▸ Stated task
Please retype the data below line for line, leaving out the pictures.

▸ Material for this task
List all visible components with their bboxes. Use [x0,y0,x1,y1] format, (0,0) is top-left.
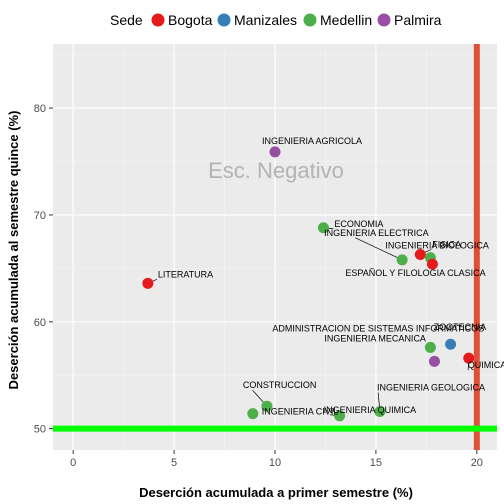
data-point-ingenieria-mecanica [429,356,440,367]
legend: Sede Bogota Manizales Medellin Palmira [110,12,442,28]
point-label-ingenieria-agricola: INGENIERIA AGRICOLA [262,136,362,146]
point-label-ingenieria-biologica: INGENIERIA BIOLOGICA [385,241,489,251]
y-tick-label: 50 [34,424,46,436]
point-label-zootecnia: ZOOTECNIA [434,322,487,332]
legend-marker-bogota [152,14,165,27]
point-label-construccion: CONSTRUCCION [243,380,317,390]
legend-label-palmira: Palmira [394,12,442,28]
data-point-administracion-de-sistemas-informaticos [425,342,436,353]
data-point-ingenieria-civil [247,408,258,419]
plot-annotation: Esc. Negativo [208,158,344,183]
legend-label-medellin: Medellin [320,12,372,28]
x-tick-label: 20 [471,457,483,469]
legend-label-bogota: Bogota [168,12,213,28]
point-label-ingenieria-quimica: INGENIERIA QUIMICA [324,405,417,415]
x-axis-title: Deserción acumulada a primer semestre (%… [139,485,413,500]
x-tick-label: 0 [70,457,76,469]
y-tick-label: 60 [34,317,46,329]
x-tick-label: 15 [370,457,382,469]
point-label-español-y-filologia-clasica: ESPAÑOL Y FILOLOGIA CLASICA [345,268,485,278]
legend-title: Sede [110,12,143,28]
point-label-ingenieria-geologica: INGENIERIA GEOLOGICA [377,383,485,393]
data-point-literatura [142,278,153,289]
x-tick-label: 10 [269,457,281,469]
legend-marker-manizales [218,14,231,27]
data-point-zootecnia [445,339,456,350]
point-label-ingenieria-mecanica: INGENIERIA MECANICA [324,333,426,343]
data-point-ingenieria-agricola [270,146,281,157]
y-tick-label: 70 [34,210,46,222]
legend-label-manizales: Manizales [234,12,297,28]
point-label-ingenieria-electrica: INGENIERIA ELECTRICA [324,228,429,238]
point-label-quimica: QUIMICA [468,360,504,370]
legend-marker-palmira [378,14,391,27]
data-point-ingenieria-electrica [397,254,408,265]
y-tick-label: 80 [34,103,46,115]
y-axis-title: Deserción acumulada al semestre quince (… [6,111,21,390]
x-tick-label: 5 [171,457,177,469]
point-label-literatura: LITERATURA [158,269,213,279]
legend-marker-medellin [304,14,317,27]
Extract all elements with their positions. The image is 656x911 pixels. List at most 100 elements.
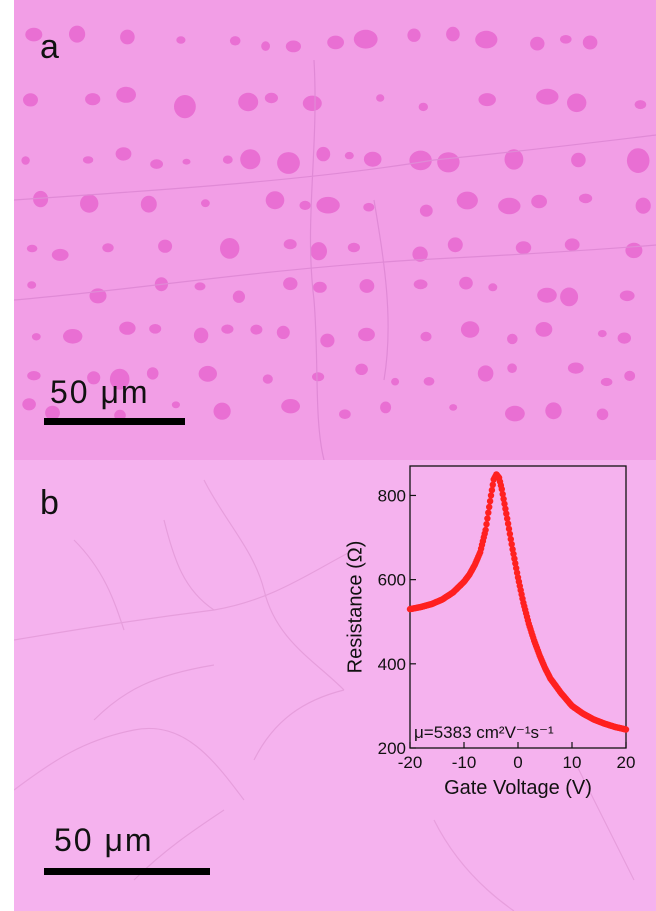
graphene-island bbox=[391, 377, 400, 386]
graphene-island bbox=[596, 408, 609, 421]
graphene-island bbox=[102, 243, 114, 253]
chart-svg: -20 -10 0 10 20 200 400 600 800 Gate Voltage (V)… bbox=[344, 465, 635, 799]
graphene-island bbox=[158, 239, 173, 253]
graphene-island bbox=[80, 194, 99, 213]
graphene-island bbox=[355, 363, 368, 375]
graphene-island bbox=[567, 93, 587, 113]
y-axis-label: Resistance (Ω) bbox=[344, 541, 366, 674]
graphene-island bbox=[25, 27, 43, 42]
graphene-island bbox=[302, 95, 322, 112]
graphene-island bbox=[265, 191, 285, 210]
graphene-island bbox=[560, 35, 572, 44]
y-tick-label: 600 bbox=[378, 571, 406, 590]
data-point bbox=[503, 510, 510, 517]
data-point bbox=[507, 535, 514, 543]
data-point bbox=[502, 505, 509, 512]
graphene-island bbox=[564, 238, 580, 251]
graphene-island bbox=[116, 86, 136, 103]
graphene-island bbox=[339, 409, 351, 420]
graphene-island bbox=[82, 156, 94, 164]
graphene-island bbox=[617, 332, 631, 344]
graphene-island bbox=[221, 324, 234, 334]
data-point bbox=[505, 525, 513, 533]
graphene-island bbox=[45, 405, 60, 421]
data-point bbox=[508, 541, 515, 548]
graphene-island bbox=[460, 321, 480, 338]
graphene-island bbox=[582, 35, 598, 50]
graphene-island bbox=[619, 290, 635, 302]
micrograph-panel-b: b 50 μm bbox=[14, 460, 656, 911]
graphene-island bbox=[459, 276, 473, 290]
graphene-island bbox=[320, 333, 335, 348]
x-axis-label: Gate Voltage (V) bbox=[444, 777, 592, 799]
graphene-island bbox=[347, 242, 360, 253]
graphene-island bbox=[600, 377, 613, 387]
data-point bbox=[483, 521, 490, 528]
scale-bar-b bbox=[44, 868, 210, 875]
graphene-island bbox=[201, 199, 210, 208]
graphene-island bbox=[140, 195, 157, 213]
x-tick-label: -10 bbox=[452, 753, 477, 772]
graphene-island bbox=[285, 40, 301, 53]
graphene-island bbox=[176, 36, 186, 44]
graphene-island bbox=[85, 93, 101, 106]
graphene-island bbox=[87, 371, 101, 385]
graphene-island bbox=[220, 238, 240, 259]
graphene-island bbox=[624, 370, 636, 381]
graphene-island bbox=[579, 193, 593, 204]
graphene-island bbox=[182, 158, 191, 165]
graphene-island bbox=[240, 149, 261, 170]
graphene-island bbox=[446, 26, 460, 42]
data-point bbox=[500, 495, 507, 503]
graphene-island bbox=[536, 88, 559, 105]
graphene-island bbox=[344, 151, 354, 160]
graphene-island bbox=[515, 241, 532, 255]
graphene-island bbox=[418, 102, 428, 112]
graphene-island bbox=[597, 330, 607, 338]
graphene-island bbox=[262, 374, 273, 384]
graphene-island bbox=[530, 36, 545, 51]
graphene-island bbox=[120, 29, 135, 45]
graphene-island bbox=[312, 372, 325, 382]
graphene-island bbox=[412, 246, 428, 262]
graphene-island bbox=[449, 404, 458, 411]
graphene-island bbox=[507, 333, 518, 345]
graphene-island bbox=[281, 399, 300, 414]
y-tick-label: 400 bbox=[378, 655, 406, 674]
graphene-island bbox=[359, 279, 375, 293]
mobility-annotation: μ=5383 cm²V⁻¹s⁻¹ bbox=[414, 723, 554, 742]
graphene-island bbox=[488, 283, 498, 292]
panel-label-a: a bbox=[40, 28, 59, 66]
x-tick-label: 0 bbox=[513, 753, 522, 772]
graphene-island bbox=[409, 150, 432, 171]
data-point bbox=[486, 503, 493, 511]
data-point bbox=[506, 530, 514, 538]
graphene-island bbox=[264, 92, 278, 104]
graphene-island bbox=[26, 244, 38, 253]
graphene-island bbox=[22, 398, 36, 411]
graphene-island bbox=[232, 290, 245, 303]
graphene-island bbox=[261, 41, 270, 51]
graphene-island bbox=[313, 281, 327, 293]
graphene-island bbox=[109, 368, 130, 390]
graphene-island bbox=[316, 146, 331, 162]
resistance-vs-gate-voltage-chart: -20 -10 0 10 20 200 400 600 800 Gate Voltage (V)… bbox=[326, 460, 646, 810]
graphene-island bbox=[229, 36, 241, 46]
graphene-island bbox=[276, 325, 290, 339]
graphene-island bbox=[353, 29, 378, 49]
graphene-island bbox=[63, 329, 83, 344]
graphene-island bbox=[504, 149, 524, 170]
graphene-island bbox=[380, 401, 392, 414]
data-point bbox=[499, 490, 506, 498]
data-point bbox=[488, 486, 496, 494]
graphene-island bbox=[625, 242, 643, 259]
graphene-island bbox=[477, 365, 494, 382]
graphene-island bbox=[222, 155, 233, 164]
graphene-island bbox=[560, 287, 579, 307]
graphene-island bbox=[23, 93, 38, 107]
scale-bar-label-b: 50 μm bbox=[54, 822, 154, 858]
graphene-island bbox=[213, 402, 231, 420]
graphene-island bbox=[498, 197, 521, 215]
graphene-island bbox=[507, 363, 517, 374]
graphene-island bbox=[571, 152, 586, 168]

▸ The completed task
List all visible components with their bboxes. Use [x0,y0,x1,y1] format, (0,0) is top-left.
data-point-ingenieria-mecanica [429,356,440,367]
legend: Sede Bogota Manizales Medellin Palmira [110,12,442,28]
point-label-ingenieria-agricola: INGENIERIA AGRICOLA [262,136,362,146]
point-label-ingenieria-biologica: INGENIERIA BIOLOGICA [385,241,489,251]
y-tick-label: 50 [34,424,46,436]
point-label-zootecnia: ZOOTECNIA [434,322,487,332]
legend-marker-bogota [152,14,165,27]
point-label-construccion: CONSTRUCCION [243,380,317,390]
legend-label-palmira: Palmira [394,12,442,28]
data-point-administracion-de-sistemas-informaticos [425,342,436,353]
data-point-ingenieria-civil [247,408,258,419]
plot-annotation: Esc. Negativo [208,158,344,183]
legend-label-medellin: Medellin [320,12,372,28]
x-tick-label: 20 [471,457,483,469]
legend-label-bogota: Bogota [168,12,213,28]
point-label-ingenieria-quimica: INGENIERIA QUIMICA [324,405,417,415]
x-axis-title: Deserción acumulada a primer semestre (%… [139,485,413,500]
x-tick-label: 0 [70,457,76,469]
y-tick-label: 60 [34,317,46,329]
x-tick-label: 15 [370,457,382,469]
point-label-español-y-filologia-clasica: ESPAÑOL Y FILOLOGIA CLASICA [345,268,485,278]
legend-title: Sede [110,12,143,28]
point-label-ingenieria-geologica: INGENIERIA GEOLOGICA [377,383,485,393]
data-point-literatura [142,278,153,289]
x-tick-label: 10 [269,457,281,469]
legend-marker-manizales [218,14,231,27]
data-point-zootecnia [445,339,456,350]
point-label-ingenieria-mecanica: INGENIERIA MECANICA [324,333,426,343]
data-point-ingenieria-agricola [270,146,281,157]
y-tick-label: 70 [34,210,46,222]
legend-label-manizales: Manizales [234,12,297,28]
point-label-ingenieria-electrica: INGENIERIA ELECTRICA [324,228,429,238]
point-label-quimica: QUIMICA [468,360,504,370]
legend-marker-palmira [378,14,391,27]
data-point-ingenieria-electrica [397,254,408,265]
y-tick-label: 80 [34,103,46,115]
y-axis-title: Deserción acumulada al semestre quince (… [6,111,21,390]
x-tick-label: 5 [171,457,177,469]
point-label-literatura: LITERATURA [158,269,213,279]
legend-marker-medellin [304,14,317,27]
Extract all elements with their positions. The image is 656x911 pixels. List at most 100 elements.
graphene-island bbox=[391, 377, 400, 386]
graphene-island bbox=[596, 408, 609, 421]
graphene-island bbox=[102, 243, 114, 253]
chart-svg: -20 -10 0 10 20 200 400 600 800 Gate Voltage (V)… bbox=[344, 465, 635, 799]
graphene-island bbox=[158, 239, 173, 253]
graphene-island bbox=[80, 194, 99, 213]
graphene-island bbox=[355, 363, 368, 375]
graphene-island bbox=[567, 93, 587, 113]
y-axis-label: Resistance (Ω) bbox=[344, 541, 366, 674]
graphene-island bbox=[25, 27, 43, 42]
graphene-island bbox=[302, 95, 322, 112]
graphene-island bbox=[265, 191, 285, 210]
graphene-island bbox=[560, 35, 572, 44]
y-tick-label: 600 bbox=[378, 571, 406, 590]
data-point bbox=[503, 510, 510, 517]
data-point bbox=[507, 535, 514, 543]
data-point bbox=[502, 505, 509, 512]
graphene-island bbox=[564, 238, 580, 251]
graphene-island bbox=[116, 86, 136, 103]
graphene-island bbox=[339, 409, 351, 420]
graphene-island bbox=[82, 156, 94, 164]
graphene-island bbox=[617, 332, 631, 344]
graphene-island bbox=[221, 324, 234, 334]
data-point bbox=[505, 525, 513, 533]
graphene-island bbox=[45, 405, 60, 421]
data-point bbox=[508, 541, 515, 548]
graphene-island bbox=[460, 321, 480, 338]
graphene-island bbox=[582, 35, 598, 50]
graphene-island bbox=[619, 290, 635, 302]
micrograph-panel-b: b 50 μm bbox=[14, 460, 656, 911]
graphene-island bbox=[459, 276, 473, 290]
graphene-island bbox=[320, 333, 335, 348]
x-axis-label: Gate Voltage (V) bbox=[444, 777, 592, 799]
graphene-island bbox=[347, 242, 360, 253]
graphene-island bbox=[600, 377, 613, 387]
data-point bbox=[483, 521, 490, 528]
scale-bar-b bbox=[44, 868, 210, 875]
graphene-island bbox=[201, 199, 210, 208]
graphene-island bbox=[140, 195, 157, 213]
x-tick-label: -10 bbox=[452, 753, 477, 772]
graphene-island bbox=[285, 40, 301, 53]
graphene-island bbox=[176, 36, 186, 44]
graphene-island bbox=[85, 93, 101, 106]
graphene-island bbox=[87, 371, 101, 385]
graphene-island bbox=[220, 238, 240, 259]
graphene-island bbox=[624, 370, 636, 381]
graphene-island bbox=[579, 193, 593, 204]
graphene-island bbox=[182, 158, 191, 165]
graphene-island bbox=[240, 149, 261, 170]
graphene-island bbox=[446, 26, 460, 42]
data-point bbox=[500, 495, 507, 503]
graphene-island bbox=[536, 88, 559, 105]
graphene-island bbox=[344, 151, 354, 160]
graphene-island bbox=[515, 241, 532, 255]
graphene-island bbox=[418, 102, 428, 112]
graphene-island bbox=[597, 330, 607, 338]
graphene-island bbox=[262, 374, 273, 384]
graphene-island bbox=[530, 36, 545, 51]
graphene-island bbox=[120, 29, 135, 45]
graphene-island bbox=[312, 372, 325, 382]
graphene-island bbox=[412, 246, 428, 262]
graphene-island bbox=[449, 404, 458, 411]
graphene-island bbox=[507, 333, 518, 345]
graphene-island bbox=[281, 399, 300, 414]
y-tick-label: 400 bbox=[378, 655, 406, 674]
graphene-island bbox=[359, 279, 375, 293]
mobility-annotation: μ=5383 cm²V⁻¹s⁻¹ bbox=[414, 723, 554, 742]
graphene-island bbox=[488, 283, 498, 292]
panel-label-a: a bbox=[40, 28, 59, 66]
x-tick-label: 0 bbox=[513, 753, 522, 772]
graphene-island bbox=[409, 150, 432, 171]
data-point bbox=[486, 503, 493, 511]
data-point bbox=[506, 530, 514, 538]
graphene-island bbox=[264, 92, 278, 104]
graphene-island bbox=[26, 244, 38, 253]
graphene-island bbox=[22, 398, 36, 411]
graphene-island bbox=[232, 290, 245, 303]
graphene-island bbox=[261, 41, 270, 51]
graphene-island bbox=[313, 281, 327, 293]
graphene-island bbox=[109, 368, 130, 390]
graphene-island bbox=[316, 146, 331, 162]
resistance-vs-gate-voltage-chart: -20 -10 0 10 20 200 400 600 800 Gate Voltage (V)… bbox=[326, 460, 646, 810]
graphene-island bbox=[229, 36, 241, 46]
graphene-island bbox=[276, 325, 290, 339]
graphene-island bbox=[353, 29, 378, 49]
graphene-island bbox=[63, 329, 83, 344]
graphene-island bbox=[504, 149, 524, 170]
graphene-island bbox=[380, 401, 392, 414]
data-point bbox=[499, 490, 506, 498]
data-point bbox=[488, 486, 496, 494]
graphene-island bbox=[625, 242, 643, 259]
graphene-island bbox=[477, 365, 494, 382]
graphene-island bbox=[222, 155, 233, 164]
graphene-island bbox=[560, 287, 579, 307]
graphene-island bbox=[23, 93, 38, 107]
scale-bar-label-b: 50 μm bbox=[54, 822, 154, 858]
graphene-island bbox=[213, 402, 231, 420]
graphene-island bbox=[498, 197, 521, 215]
graphene-island bbox=[507, 363, 517, 374]
graphene-island bbox=[571, 152, 586, 168]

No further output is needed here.